Consigne A => Réécrivez le passage de l'article sur la rénovation urbaine à Montreuil allant de « Gaylor le Chequer, 1er » jusqu'à « de ces quartiers. », en remplaçant « diagnostic social » par « bilan social ».
Consigne B => D'après l'article sur la rénovation urbaine à Montreuil, combien de logements doivent être démolis au Parc de La Noue-Clos français ?
Consigne C => Prolongez l'article sur la rénovation urbaine à Montreuil en reprenant juste après sa dernière phrase.

Texte fourni =>
╭──
Wijden, dont la loge est située au pied de la barre qui doit être disparaître, est plus tempérée : “Les démolitions ça déracine des gens.” 50 logements sont concernés tandis que du côté de la place Le Morillon, 31 seront rasés.
Au Parc de La Noue-Clos français, un quartier à cheval avec la commune de Bagnolet qui bénéficie également du financement de l’ANRU pour sa réhabilitation à hauteur de 70 millions d’euros, 90 logements doivent également être démolis.
Gaylor le Chequer, 1er adjoint au maire de Montreuil, souligne néanmoins que par rapport à d’autres programmes de réhabilitation, “le niveau de démolition est très faible, ce qui a amené l’ANRU à qualifier notre projet d’atypique. Nous n’évinçons personne, poursuit-il. Il y a un diagnostic social qui est fait, chaque personne est rencontrée. Ceux qui souhaitent rester seront accompagnés pour un relogement. A la Noue, il y a 60 logements qui vont être reconstruits. Certains pourront aussi bénéficier de l’accession sociale à la propriété que que l’on finance à Montreuil.” La municipalité veut d’ailleurs se servir de cet outil pour accroître la mixité sociale de ces quartiers.
Améliorer le cadre de vie
Objectif : “faire de cette place une véritable place de village”, explique Gaylor Le Chequer. L’idée est aussi de la connecter avec l’autre partie la place Le Morillon où sont situés tous les commerces. Et, plus largement, de désenclaver le quartier. De ce point de vue, l’arrivée du tramway, le T1 qui reliera Bobigny à Val de Fontenay, jouera un rôle crucial. A l’horizon 2026, une station devrait ouvrir à quelques centaines de mètres de là.
Pour améliorer le cadre de vie, le plan de réhabilitation du quartier prévoit de repenser les espace de parking. “Ici, les familles ont deux voire trois voitures, mais il n’y a pas assez de place pour les garer. Le matin c’est un concert de klaxons, le soir c’est le camion poubelle qui ne passe pas“, pointe Moussa.
╰──
Lignes affichées =>
╭──
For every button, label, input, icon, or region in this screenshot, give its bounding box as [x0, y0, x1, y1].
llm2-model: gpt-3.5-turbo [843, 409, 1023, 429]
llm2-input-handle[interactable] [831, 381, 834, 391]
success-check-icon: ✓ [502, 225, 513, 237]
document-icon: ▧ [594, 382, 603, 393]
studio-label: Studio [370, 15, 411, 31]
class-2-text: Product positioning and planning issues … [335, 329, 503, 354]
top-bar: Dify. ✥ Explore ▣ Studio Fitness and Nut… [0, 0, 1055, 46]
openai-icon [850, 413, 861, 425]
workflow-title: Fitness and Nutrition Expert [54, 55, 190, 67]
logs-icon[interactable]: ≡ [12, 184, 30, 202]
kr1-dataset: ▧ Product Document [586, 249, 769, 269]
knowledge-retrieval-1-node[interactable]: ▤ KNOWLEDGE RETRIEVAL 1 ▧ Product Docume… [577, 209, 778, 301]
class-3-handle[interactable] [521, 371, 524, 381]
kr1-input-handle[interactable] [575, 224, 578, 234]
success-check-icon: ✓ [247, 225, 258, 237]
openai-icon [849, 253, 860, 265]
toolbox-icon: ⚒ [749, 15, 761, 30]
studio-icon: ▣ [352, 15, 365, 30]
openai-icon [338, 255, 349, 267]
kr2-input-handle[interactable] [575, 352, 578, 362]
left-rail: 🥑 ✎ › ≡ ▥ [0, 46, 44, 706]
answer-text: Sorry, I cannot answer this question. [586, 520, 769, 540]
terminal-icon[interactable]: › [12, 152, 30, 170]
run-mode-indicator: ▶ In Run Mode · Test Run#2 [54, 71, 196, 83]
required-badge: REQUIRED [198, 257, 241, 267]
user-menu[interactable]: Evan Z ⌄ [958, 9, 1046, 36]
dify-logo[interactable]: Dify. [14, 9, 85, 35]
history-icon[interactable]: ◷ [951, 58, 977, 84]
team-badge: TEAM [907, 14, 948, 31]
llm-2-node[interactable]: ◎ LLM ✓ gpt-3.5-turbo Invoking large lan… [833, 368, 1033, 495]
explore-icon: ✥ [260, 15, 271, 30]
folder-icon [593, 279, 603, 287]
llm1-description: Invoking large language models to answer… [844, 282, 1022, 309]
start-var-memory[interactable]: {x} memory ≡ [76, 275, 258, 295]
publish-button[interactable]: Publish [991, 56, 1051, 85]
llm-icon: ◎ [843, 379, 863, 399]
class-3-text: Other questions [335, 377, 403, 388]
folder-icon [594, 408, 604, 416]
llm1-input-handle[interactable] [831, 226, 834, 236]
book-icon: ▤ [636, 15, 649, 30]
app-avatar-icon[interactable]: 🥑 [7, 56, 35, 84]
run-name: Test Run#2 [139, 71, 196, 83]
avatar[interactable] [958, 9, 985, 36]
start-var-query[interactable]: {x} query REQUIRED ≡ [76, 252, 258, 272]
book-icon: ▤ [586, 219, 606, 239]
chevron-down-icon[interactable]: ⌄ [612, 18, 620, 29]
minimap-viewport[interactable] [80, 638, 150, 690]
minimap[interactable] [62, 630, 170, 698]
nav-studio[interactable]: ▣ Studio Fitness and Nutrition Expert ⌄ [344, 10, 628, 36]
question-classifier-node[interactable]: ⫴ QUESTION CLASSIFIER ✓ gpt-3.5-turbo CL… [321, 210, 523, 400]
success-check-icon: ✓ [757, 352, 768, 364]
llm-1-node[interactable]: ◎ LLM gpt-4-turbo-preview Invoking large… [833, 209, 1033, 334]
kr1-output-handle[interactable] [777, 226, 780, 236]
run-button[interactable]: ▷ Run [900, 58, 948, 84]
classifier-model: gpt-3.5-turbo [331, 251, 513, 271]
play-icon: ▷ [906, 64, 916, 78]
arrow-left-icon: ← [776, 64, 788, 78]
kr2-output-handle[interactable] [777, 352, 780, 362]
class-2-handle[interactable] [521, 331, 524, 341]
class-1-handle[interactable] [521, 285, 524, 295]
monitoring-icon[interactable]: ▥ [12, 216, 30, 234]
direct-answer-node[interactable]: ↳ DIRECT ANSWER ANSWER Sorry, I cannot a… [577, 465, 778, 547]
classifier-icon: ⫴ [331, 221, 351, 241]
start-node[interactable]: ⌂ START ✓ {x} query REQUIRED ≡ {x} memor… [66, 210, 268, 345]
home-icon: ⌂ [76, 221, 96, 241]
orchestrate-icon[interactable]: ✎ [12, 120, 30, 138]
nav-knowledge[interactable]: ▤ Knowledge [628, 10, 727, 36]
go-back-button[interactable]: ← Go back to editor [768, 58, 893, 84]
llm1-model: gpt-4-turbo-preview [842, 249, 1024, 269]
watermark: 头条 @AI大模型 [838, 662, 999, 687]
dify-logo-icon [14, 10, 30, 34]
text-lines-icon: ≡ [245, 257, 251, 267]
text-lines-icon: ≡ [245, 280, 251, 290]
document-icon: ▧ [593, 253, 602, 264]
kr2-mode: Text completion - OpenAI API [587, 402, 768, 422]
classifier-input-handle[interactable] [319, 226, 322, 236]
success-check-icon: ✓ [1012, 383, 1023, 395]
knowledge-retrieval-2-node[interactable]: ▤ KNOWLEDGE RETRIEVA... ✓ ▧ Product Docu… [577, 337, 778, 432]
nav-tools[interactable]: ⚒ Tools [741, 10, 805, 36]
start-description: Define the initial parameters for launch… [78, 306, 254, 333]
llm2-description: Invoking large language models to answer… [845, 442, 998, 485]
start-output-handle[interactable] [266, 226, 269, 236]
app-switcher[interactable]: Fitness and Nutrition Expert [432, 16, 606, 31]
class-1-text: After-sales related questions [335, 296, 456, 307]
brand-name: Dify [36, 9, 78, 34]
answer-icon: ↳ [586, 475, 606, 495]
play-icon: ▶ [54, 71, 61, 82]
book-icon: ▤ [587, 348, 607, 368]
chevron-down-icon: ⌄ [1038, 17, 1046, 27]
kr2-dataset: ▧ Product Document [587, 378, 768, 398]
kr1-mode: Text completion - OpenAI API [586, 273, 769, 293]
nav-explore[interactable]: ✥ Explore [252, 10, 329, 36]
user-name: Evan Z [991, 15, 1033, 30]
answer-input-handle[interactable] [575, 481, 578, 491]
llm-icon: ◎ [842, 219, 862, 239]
╰──
Réponse finale A =>
Gaylor le Chequer, 1er adjoint au maire de Montreuil, souligne néanmoins que par rapport à d’autres programmes de réhabilitation, “le niveau de démolition est très faible, ce qui a amené l’ANRU à qualifier notre projet d’atypique. Nous n’évinçons personne, poursuit-il. Il y a un bilan social qui est fait, chaque personne est rencontrée. Ceux qui souhaitent rester seront accompagnés pour un relogement. A la Noue, il y a 60 logements qui vont être reconstruits. Certains pourront aussi bénéficier de l’accession sociale à la propriété que que l’on finance à Montreuil.” La municipalité veut d’ailleurs se servir de cet outil pour accroître la mixité sociale de ces quartiers.

Réponse finale B => 90 logements.

Réponse finale C =>
De nouveaux équipements sont aussi programmés. “Une véritable salle de quartier [qui regroupera l’antenne de jeunesse aujourd’hui située place Le Morillon, une salle de boxe et un salle de réunion] mais aussi la rénovation du groupe scolaire Paul Lafargue, détaille Gaylor Le Chequer. Dans le quartier, la municipalité devrait prendre sa part au financement de cette opération mais aussi à l’extension de l’école maternelle Romain Rolland ou au réaménagement du groupe scolaire Daniel Renoult. Est Ensemble contribuera également à cette transformation en participant au financement de l’extension du centre social Esperanto et de la bibliothèque Daniel Renoult. Ce qui s’ajoutera aux 30 millions d’euros abondés par l’ANRU. « Au total, on devrait doubler le financement annoncé aujourd’hui pour atteindre les 200 millions d’euros », estime l’élu Montreuillois.
“Le pire, ce sont les rats”
Ces investissements serviront également à végétaliser la place.”C’est très bien, considère Kedija, qui habite dans la barre d’immeuble adjacente à la place. A 66 ans, elle est garde d’enfants. “Mais il faut s’en occuper. Le pire, ce sont les rats. On en a beaucoup souffert depuis le covid. Ils mangent tout, j’ai dû jeter beaucoup d’aliments.” Avec ses mains, elle indique la taille des trous qu’elle a vu dans sa cave et dans certains murs. “Même le désinsectiseur qui est venu pour les cafards a été dégouté! Mais des cafards, moi, j’en n’ai jamais vus”, raconte-t-elle, mi-figue mi-raisin. “Surtout, il faut faire quelque chose pour que les gens arrêtent de jeter leurs ordures par la fenêtre. Qu’ils mettent des caméras! Et il faut favoriser la diversité. Il y a trente ans, quand on est arrivé, il y avait des gens de partout.”
Pour l’ensemble des quartiers du Morillons et de La Noue-Clos français; ce sont près de 15 000 habitants de Montreuil qui attendent maintenant du concret.